## BEGIN Dataset rows

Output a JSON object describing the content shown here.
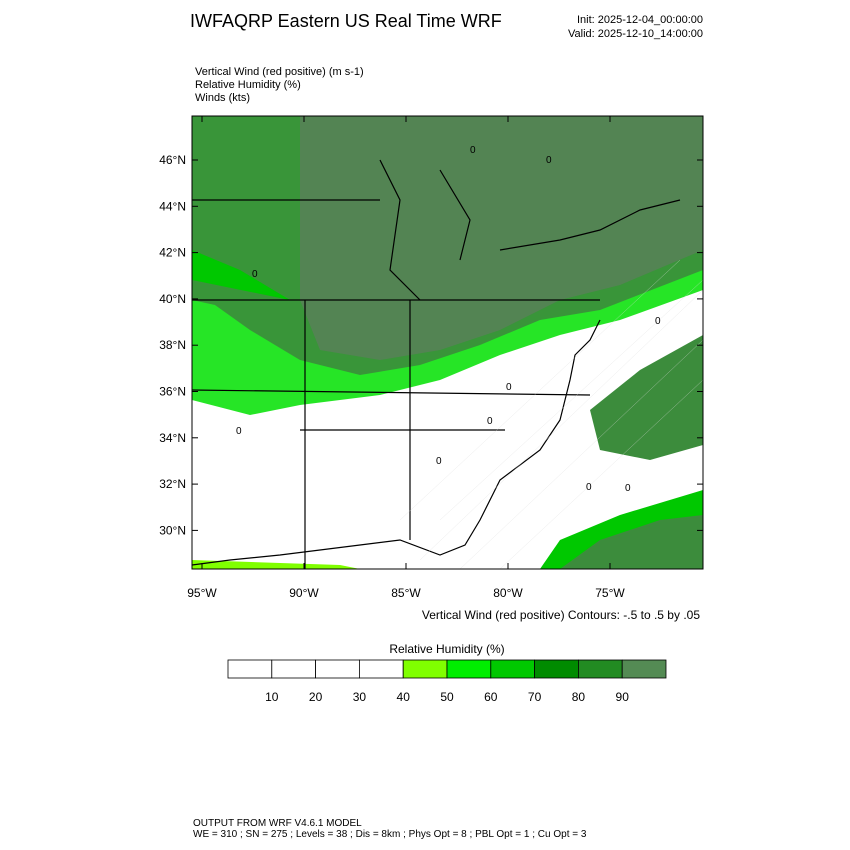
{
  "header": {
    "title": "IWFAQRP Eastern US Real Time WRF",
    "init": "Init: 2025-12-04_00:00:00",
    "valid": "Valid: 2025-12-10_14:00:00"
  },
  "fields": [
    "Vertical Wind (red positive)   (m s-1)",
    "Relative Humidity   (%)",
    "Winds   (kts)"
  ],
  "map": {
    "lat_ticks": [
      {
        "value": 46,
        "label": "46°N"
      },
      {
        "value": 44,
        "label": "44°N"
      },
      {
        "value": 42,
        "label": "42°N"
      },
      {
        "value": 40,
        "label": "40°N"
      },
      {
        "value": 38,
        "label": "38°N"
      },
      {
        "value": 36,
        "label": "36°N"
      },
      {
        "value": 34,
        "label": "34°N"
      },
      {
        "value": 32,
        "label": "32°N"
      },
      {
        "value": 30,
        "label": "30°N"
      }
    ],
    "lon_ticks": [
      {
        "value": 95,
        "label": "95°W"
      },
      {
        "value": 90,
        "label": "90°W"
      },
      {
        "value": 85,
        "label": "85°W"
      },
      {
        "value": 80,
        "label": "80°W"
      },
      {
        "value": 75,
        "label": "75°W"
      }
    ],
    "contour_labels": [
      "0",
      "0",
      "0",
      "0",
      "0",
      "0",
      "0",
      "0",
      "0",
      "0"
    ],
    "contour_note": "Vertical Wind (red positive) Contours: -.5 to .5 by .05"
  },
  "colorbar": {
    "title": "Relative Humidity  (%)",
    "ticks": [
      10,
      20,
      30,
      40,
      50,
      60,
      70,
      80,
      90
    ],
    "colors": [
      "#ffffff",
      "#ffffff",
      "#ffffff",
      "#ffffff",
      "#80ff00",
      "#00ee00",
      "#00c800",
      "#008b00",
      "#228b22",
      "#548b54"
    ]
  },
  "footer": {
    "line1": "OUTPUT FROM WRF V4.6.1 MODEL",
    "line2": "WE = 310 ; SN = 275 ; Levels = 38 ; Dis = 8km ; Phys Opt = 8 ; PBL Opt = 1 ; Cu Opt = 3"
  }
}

## END Dataset rows

#### Directive
Repeat the records word for word. Any picture in them should be left out.

#### Task result
Output a JSON object describing the content shown here.
{
  "header": {
    "title": "IWFAQRP Eastern US Real Time WRF",
    "init": "Init: 2025-12-04_00:00:00",
    "valid": "Valid: 2025-12-10_14:00:00"
  },
  "fields": [
    "Vertical Wind (red positive)   (m s-1)",
    "Relative Humidity   (%)",
    "Winds   (kts)"
  ],
  "map": {
    "lat_ticks": [
      {
        "value": 46,
        "label": "46°N"
      },
      {
        "value": 44,
        "label": "44°N"
      },
      {
        "value": 42,
        "label": "42°N"
      },
      {
        "value": 40,
        "label": "40°N"
      },
      {
        "value": 38,
        "label": "38°N"
      },
      {
        "value": 36,
        "label": "36°N"
      },
      {
        "value": 34,
        "label": "34°N"
      },
      {
        "value": 32,
        "label": "32°N"
      },
      {
        "value": 30,
        "label": "30°N"
      }
    ],
    "lon_ticks": [
      {
        "value": 95,
        "label": "95°W"
      },
      {
        "value": 90,
        "label": "90°W"
      },
      {
        "value": 85,
        "label": "85°W"
      },
      {
        "value": 80,
        "label": "80°W"
      },
      {
        "value": 75,
        "label": "75°W"
      }
    ],
    "contour_labels": [
      "0",
      "0",
      "0",
      "0",
      "0",
      "0",
      "0",
      "0",
      "0",
      "0"
    ],
    "contour_note": "Vertical Wind (red positive) Contours: -.5 to .5 by .05"
  },
  "colorbar": {
    "title": "Relative Humidity  (%)",
    "ticks": [
      10,
      20,
      30,
      40,
      50,
      60,
      70,
      80,
      90
    ],
    "colors": [
      "#ffffff",
      "#ffffff",
      "#ffffff",
      "#ffffff",
      "#80ff00",
      "#00ee00",
      "#00c800",
      "#008b00",
      "#228b22",
      "#548b54"
    ]
  },
  "footer": {
    "line1": "OUTPUT FROM WRF V4.6.1 MODEL",
    "line2": "WE = 310 ; SN = 275 ; Levels = 38 ; Dis = 8km ; Phys Opt = 8 ; PBL Opt = 1 ; Cu Opt = 3"
  }
}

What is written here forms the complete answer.